__WRITTEN REQUEST__.
Take all the material and copy it exactly.

__DATA FOR PROCESSING__.
■ ■ ■ ■
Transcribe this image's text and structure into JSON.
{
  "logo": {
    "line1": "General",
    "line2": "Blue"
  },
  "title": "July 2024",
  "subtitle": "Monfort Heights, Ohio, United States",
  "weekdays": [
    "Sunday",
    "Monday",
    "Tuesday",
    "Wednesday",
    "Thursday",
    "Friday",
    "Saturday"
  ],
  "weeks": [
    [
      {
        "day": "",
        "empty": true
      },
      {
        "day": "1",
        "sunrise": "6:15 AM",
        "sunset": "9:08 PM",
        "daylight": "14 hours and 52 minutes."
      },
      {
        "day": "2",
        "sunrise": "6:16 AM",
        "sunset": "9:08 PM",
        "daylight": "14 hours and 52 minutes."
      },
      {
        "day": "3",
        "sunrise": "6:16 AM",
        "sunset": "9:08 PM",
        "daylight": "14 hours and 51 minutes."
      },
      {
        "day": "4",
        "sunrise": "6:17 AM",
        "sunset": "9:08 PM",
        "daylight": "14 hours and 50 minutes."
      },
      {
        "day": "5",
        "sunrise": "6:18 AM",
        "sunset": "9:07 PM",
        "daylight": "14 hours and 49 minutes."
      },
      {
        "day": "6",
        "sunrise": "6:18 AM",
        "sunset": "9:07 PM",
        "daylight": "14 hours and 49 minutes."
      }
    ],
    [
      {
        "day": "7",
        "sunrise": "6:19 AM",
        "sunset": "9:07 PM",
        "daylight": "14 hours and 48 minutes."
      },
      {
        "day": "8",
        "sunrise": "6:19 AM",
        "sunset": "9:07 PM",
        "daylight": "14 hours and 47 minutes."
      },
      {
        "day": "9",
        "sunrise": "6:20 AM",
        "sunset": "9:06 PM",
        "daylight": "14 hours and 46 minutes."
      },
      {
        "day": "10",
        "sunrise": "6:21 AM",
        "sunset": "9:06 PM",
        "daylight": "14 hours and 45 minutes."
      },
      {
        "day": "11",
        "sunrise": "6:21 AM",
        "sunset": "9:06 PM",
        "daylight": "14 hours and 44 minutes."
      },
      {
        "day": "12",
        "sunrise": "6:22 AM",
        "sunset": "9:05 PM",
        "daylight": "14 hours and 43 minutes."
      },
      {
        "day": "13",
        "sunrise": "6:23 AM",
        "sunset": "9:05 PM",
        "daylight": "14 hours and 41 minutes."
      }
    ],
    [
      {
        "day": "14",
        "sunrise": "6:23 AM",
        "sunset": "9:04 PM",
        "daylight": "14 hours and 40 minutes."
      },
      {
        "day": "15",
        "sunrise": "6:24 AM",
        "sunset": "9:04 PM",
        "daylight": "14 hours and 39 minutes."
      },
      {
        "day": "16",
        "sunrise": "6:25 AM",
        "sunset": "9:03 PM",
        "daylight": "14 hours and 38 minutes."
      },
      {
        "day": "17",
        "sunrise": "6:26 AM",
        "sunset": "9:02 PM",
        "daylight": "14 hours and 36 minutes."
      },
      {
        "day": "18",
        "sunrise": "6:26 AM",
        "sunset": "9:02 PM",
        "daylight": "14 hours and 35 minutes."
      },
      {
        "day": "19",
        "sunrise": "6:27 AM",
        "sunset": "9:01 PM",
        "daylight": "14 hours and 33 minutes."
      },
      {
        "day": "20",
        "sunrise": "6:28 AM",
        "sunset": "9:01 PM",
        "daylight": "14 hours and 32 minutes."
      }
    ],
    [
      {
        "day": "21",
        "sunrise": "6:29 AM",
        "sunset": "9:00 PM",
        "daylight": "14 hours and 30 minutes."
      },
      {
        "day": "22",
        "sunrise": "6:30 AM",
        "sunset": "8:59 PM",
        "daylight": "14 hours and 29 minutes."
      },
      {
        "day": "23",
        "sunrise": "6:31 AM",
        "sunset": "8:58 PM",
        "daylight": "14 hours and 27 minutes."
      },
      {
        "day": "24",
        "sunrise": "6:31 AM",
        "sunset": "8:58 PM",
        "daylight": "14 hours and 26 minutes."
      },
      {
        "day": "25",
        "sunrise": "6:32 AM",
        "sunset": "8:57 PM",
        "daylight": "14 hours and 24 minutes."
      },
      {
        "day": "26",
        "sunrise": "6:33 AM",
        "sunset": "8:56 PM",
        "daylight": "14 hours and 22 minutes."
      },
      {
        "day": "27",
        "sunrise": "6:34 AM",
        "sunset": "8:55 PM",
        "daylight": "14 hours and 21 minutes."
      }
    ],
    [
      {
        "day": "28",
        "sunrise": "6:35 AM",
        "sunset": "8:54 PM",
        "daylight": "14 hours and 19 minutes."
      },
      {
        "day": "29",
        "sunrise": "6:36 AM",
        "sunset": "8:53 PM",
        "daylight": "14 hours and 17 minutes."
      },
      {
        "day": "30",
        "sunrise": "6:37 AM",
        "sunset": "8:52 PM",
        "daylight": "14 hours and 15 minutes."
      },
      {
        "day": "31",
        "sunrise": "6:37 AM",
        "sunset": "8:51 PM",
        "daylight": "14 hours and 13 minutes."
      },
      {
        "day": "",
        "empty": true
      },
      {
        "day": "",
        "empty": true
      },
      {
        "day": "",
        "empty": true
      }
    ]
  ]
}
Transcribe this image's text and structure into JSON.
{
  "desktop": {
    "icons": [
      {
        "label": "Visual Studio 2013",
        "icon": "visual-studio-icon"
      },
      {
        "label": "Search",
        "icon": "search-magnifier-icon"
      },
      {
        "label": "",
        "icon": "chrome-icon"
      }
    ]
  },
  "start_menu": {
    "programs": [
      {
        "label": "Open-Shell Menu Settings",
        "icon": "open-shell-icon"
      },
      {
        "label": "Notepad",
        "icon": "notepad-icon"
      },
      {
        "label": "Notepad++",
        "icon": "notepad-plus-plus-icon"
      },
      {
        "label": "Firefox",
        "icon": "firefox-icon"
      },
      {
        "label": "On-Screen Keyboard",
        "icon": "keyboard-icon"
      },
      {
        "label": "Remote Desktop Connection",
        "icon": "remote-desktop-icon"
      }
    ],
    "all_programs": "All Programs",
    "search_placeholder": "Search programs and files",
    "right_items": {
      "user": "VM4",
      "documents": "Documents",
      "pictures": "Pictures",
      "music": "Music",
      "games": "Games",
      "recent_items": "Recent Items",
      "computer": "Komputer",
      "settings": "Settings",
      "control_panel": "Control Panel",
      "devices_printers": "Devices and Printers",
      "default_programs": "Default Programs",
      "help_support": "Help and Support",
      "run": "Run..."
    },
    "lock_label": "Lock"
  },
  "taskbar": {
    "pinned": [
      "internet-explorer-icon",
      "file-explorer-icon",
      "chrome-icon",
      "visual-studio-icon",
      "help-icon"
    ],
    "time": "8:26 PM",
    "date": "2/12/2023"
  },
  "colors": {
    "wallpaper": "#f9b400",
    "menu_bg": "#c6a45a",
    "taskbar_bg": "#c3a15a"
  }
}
■ ■ ■ ■
__FULL RESPONSE__.
Transcribe this image's text and structure into JSON.
{
  "logo": {
    "line1": "General",
    "line2": "Blue"
  },
  "title": "July 2024",
  "subtitle": "Monfort Heights, Ohio, United States",
  "weekdays": [
    "Sunday",
    "Monday",
    "Tuesday",
    "Wednesday",
    "Thursday",
    "Friday",
    "Saturday"
  ],
  "weeks": [
    [
      {
        "day": "",
        "empty": true
      },
      {
        "day": "1",
        "sunrise": "6:15 AM",
        "sunset": "9:08 PM",
        "daylight": "14 hours and 52 minutes."
      },
      {
        "day": "2",
        "sunrise": "6:16 AM",
        "sunset": "9:08 PM",
        "daylight": "14 hours and 52 minutes."
      },
      {
        "day": "3",
        "sunrise": "6:16 AM",
        "sunset": "9:08 PM",
        "daylight": "14 hours and 51 minutes."
      },
      {
        "day": "4",
        "sunrise": "6:17 AM",
        "sunset": "9:08 PM",
        "daylight": "14 hours and 50 minutes."
      },
      {
        "day": "5",
        "sunrise": "6:18 AM",
        "sunset": "9:07 PM",
        "daylight": "14 hours and 49 minutes."
      },
      {
        "day": "6",
        "sunrise": "6:18 AM",
        "sunset": "9:07 PM",
        "daylight": "14 hours and 49 minutes."
      }
    ],
    [
      {
        "day": "7",
        "sunrise": "6:19 AM",
        "sunset": "9:07 PM",
        "daylight": "14 hours and 48 minutes."
      },
      {
        "day": "8",
        "sunrise": "6:19 AM",
        "sunset": "9:07 PM",
        "daylight": "14 hours and 47 minutes."
      },
      {
        "day": "9",
        "sunrise": "6:20 AM",
        "sunset": "9:06 PM",
        "daylight": "14 hours and 46 minutes."
      },
      {
        "day": "10",
        "sunrise": "6:21 AM",
        "sunset": "9:06 PM",
        "daylight": "14 hours and 45 minutes."
      },
      {
        "day": "11",
        "sunrise": "6:21 AM",
        "sunset": "9:06 PM",
        "daylight": "14 hours and 44 minutes."
      },
      {
        "day": "12",
        "sunrise": "6:22 AM",
        "sunset": "9:05 PM",
        "daylight": "14 hours and 43 minutes."
      },
      {
        "day": "13",
        "sunrise": "6:23 AM",
        "sunset": "9:05 PM",
        "daylight": "14 hours and 41 minutes."
      }
    ],
    [
      {
        "day": "14",
        "sunrise": "6:23 AM",
        "sunset": "9:04 PM",
        "daylight": "14 hours and 40 minutes."
      },
      {
        "day": "15",
        "sunrise": "6:24 AM",
        "sunset": "9:04 PM",
        "daylight": "14 hours and 39 minutes."
      },
      {
        "day": "16",
        "sunrise": "6:25 AM",
        "sunset": "9:03 PM",
        "daylight": "14 hours and 38 minutes."
      },
      {
        "day": "17",
        "sunrise": "6:26 AM",
        "sunset": "9:02 PM",
        "daylight": "14 hours and 36 minutes."
      },
      {
        "day": "18",
        "sunrise": "6:26 AM",
        "sunset": "9:02 PM",
        "daylight": "14 hours and 35 minutes."
      },
      {
        "day": "19",
        "sunrise": "6:27 AM",
        "sunset": "9:01 PM",
        "daylight": "14 hours and 33 minutes."
      },
      {
        "day": "20",
        "sunrise": "6:28 AM",
        "sunset": "9:01 PM",
        "daylight": "14 hours and 32 minutes."
      }
    ],
    [
      {
        "day": "21",
        "sunrise": "6:29 AM",
        "sunset": "9:00 PM",
        "daylight": "14 hours and 30 minutes."
      },
      {
        "day": "22",
        "sunrise": "6:30 AM",
        "sunset": "8:59 PM",
        "daylight": "14 hours and 29 minutes."
      },
      {
        "day": "23",
        "sunrise": "6:31 AM",
        "sunset": "8:58 PM",
        "daylight": "14 hours and 27 minutes."
      },
      {
        "day": "24",
        "sunrise": "6:31 AM",
        "sunset": "8:58 PM",
        "daylight": "14 hours and 26 minutes."
      },
      {
        "day": "25",
        "sunrise": "6:32 AM",
        "sunset": "8:57 PM",
        "daylight": "14 hours and 24 minutes."
      },
      {
        "day": "26",
        "sunrise": "6:33 AM",
        "sunset": "8:56 PM",
        "daylight": "14 hours and 22 minutes."
      },
      {
        "day": "27",
        "sunrise": "6:34 AM",
        "sunset": "8:55 PM",
        "daylight": "14 hours and 21 minutes."
      }
    ],
    [
      {
        "day": "28",
        "sunrise": "6:35 AM",
        "sunset": "8:54 PM",
        "daylight": "14 hours and 19 minutes."
      },
      {
        "day": "29",
        "sunrise": "6:36 AM",
        "sunset": "8:53 PM",
        "daylight": "14 hours and 17 minutes."
      },
      {
        "day": "30",
        "sunrise": "6:37 AM",
        "sunset": "8:52 PM",
        "daylight": "14 hours and 15 minutes."
      },
      {
        "day": "31",
        "sunrise": "6:37 AM",
        "sunset": "8:51 PM",
        "daylight": "14 hours and 13 minutes."
      },
      {
        "day": "",
        "empty": true
      },
      {
        "day": "",
        "empty": true
      },
      {
        "day": "",
        "empty": true
      }
    ]
  ]
}
Transcribe this image's text and structure into JSON.
{
  "desktop": {
    "icons": [
      {
        "label": "Visual Studio 2013",
        "icon": "visual-studio-icon"
      },
      {
        "label": "Search",
        "icon": "search-magnifier-icon"
      },
      {
        "label": "",
        "icon": "chrome-icon"
      }
    ]
  },
  "start_menu": {
    "programs": [
      {
        "label": "Open-Shell Menu Settings",
        "icon": "open-shell-icon"
      },
      {
        "label": "Notepad",
        "icon": "notepad-icon"
      },
      {
        "label": "Notepad++",
        "icon": "notepad-plus-plus-icon"
      },
      {
        "label": "Firefox",
        "icon": "firefox-icon"
      },
      {
        "label": "On-Screen Keyboard",
        "icon": "keyboard-icon"
      },
      {
        "label": "Remote Desktop Connection",
        "icon": "remote-desktop-icon"
      }
    ],
    "all_programs": "All Programs",
    "search_placeholder": "Search programs and files",
    "right_items": {
      "user": "VM4",
      "documents": "Documents",
      "pictures": "Pictures",
      "music": "Music",
      "games": "Games",
      "recent_items": "Recent Items",
      "computer": "Komputer",
      "settings": "Settings",
      "control_panel": "Control Panel",
      "devices_printers": "Devices and Printers",
      "default_programs": "Default Programs",
      "help_support": "Help and Support",
      "run": "Run..."
    },
    "lock_label": "Lock"
  },
  "taskbar": {
    "pinned": [
      "internet-explorer-icon",
      "file-explorer-icon",
      "chrome-icon",
      "visual-studio-icon",
      "help-icon"
    ],
    "time": "8:26 PM",
    "date": "2/12/2023"
  },
  "colors": {
    "wallpaper": "#f9b400",
    "menu_bg": "#c6a45a",
    "taskbar_bg": "#c3a15a"
  }
}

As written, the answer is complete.